▸ **SHORT EXERCISE**
Among the lines below, list those containing the string "object".
══════
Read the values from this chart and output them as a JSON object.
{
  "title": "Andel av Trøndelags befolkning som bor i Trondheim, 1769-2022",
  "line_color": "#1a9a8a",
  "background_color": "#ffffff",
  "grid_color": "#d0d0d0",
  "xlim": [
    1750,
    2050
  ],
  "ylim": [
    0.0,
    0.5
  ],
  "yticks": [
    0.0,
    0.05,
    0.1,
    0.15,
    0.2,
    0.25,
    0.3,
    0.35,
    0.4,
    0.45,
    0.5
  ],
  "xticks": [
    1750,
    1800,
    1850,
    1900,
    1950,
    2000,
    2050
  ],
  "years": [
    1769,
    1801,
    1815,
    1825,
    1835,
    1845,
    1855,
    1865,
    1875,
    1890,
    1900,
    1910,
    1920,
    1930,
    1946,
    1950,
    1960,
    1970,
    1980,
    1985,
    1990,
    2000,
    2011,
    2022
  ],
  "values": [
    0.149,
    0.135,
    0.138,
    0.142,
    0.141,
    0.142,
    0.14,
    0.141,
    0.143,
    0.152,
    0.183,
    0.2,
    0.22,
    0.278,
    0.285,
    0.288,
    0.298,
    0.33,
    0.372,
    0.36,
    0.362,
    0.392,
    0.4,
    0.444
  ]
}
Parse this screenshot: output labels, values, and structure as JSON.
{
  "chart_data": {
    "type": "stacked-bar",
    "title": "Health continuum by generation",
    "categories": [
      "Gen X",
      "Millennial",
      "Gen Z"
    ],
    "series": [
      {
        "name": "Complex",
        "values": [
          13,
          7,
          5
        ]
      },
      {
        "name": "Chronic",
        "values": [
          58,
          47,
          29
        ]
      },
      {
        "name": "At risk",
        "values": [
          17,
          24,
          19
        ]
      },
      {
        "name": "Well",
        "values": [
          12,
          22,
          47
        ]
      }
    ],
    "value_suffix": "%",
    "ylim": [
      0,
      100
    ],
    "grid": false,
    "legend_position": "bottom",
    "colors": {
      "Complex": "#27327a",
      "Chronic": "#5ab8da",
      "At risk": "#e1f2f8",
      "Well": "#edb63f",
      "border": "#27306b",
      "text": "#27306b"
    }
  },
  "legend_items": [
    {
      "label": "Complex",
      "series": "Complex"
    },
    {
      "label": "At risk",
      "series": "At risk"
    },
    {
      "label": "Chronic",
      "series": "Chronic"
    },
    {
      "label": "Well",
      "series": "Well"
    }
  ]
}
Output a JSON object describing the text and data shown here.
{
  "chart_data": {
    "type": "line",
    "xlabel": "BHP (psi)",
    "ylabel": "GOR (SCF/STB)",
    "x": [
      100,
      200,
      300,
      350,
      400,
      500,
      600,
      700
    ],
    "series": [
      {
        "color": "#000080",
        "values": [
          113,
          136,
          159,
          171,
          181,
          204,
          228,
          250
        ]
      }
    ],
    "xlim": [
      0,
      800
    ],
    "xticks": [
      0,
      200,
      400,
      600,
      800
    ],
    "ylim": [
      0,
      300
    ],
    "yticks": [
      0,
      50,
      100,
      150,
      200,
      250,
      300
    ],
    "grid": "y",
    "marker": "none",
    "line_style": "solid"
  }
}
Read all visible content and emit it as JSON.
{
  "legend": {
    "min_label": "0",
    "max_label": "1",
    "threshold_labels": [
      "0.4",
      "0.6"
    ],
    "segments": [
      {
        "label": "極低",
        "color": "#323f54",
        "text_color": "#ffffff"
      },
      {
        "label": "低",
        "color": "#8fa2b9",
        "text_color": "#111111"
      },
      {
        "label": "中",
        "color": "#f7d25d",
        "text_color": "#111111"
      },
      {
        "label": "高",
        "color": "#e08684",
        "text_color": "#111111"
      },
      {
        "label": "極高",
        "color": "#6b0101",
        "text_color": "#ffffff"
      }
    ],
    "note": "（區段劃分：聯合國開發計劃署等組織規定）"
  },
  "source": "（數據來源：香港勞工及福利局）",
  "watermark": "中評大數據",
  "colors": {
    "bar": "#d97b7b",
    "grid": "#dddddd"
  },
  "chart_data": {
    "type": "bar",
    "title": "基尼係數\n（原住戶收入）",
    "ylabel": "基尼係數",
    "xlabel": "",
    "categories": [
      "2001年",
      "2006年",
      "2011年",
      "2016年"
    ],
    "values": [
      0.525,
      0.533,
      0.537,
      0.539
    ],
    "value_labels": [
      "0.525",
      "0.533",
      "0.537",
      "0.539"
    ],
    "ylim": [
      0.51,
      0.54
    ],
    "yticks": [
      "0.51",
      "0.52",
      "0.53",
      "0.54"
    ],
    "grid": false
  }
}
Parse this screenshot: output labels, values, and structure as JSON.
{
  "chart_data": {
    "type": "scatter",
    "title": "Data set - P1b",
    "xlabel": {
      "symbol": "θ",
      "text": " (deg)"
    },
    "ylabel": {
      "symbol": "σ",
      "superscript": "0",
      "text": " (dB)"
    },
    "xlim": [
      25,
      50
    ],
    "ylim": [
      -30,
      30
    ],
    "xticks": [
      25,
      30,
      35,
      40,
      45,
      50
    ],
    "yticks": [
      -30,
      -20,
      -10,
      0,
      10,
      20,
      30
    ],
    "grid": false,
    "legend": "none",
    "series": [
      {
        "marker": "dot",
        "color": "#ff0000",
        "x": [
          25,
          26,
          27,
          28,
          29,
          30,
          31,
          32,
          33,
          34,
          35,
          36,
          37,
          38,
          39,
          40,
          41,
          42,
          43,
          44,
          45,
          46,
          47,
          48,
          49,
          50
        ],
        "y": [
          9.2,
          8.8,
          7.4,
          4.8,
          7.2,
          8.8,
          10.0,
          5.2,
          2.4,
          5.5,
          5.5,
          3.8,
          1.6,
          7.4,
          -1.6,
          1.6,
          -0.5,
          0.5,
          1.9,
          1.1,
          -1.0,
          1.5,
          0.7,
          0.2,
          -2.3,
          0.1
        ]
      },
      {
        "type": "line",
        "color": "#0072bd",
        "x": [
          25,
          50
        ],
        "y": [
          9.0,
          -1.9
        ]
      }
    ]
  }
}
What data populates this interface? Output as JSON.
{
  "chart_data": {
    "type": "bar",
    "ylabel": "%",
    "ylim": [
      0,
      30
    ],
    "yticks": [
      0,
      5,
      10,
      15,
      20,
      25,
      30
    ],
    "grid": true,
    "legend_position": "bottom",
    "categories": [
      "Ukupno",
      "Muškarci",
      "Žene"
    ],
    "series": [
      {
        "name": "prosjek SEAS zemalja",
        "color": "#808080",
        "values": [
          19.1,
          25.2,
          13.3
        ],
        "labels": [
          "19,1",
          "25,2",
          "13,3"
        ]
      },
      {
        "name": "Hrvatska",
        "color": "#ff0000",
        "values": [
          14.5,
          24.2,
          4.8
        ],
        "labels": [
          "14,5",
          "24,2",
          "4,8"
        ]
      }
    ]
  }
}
══════
▸ **SOLUTION BELOW**
Read the values from this chart and output them as a JSON object.
Output a JSON object describing the text and data shown here.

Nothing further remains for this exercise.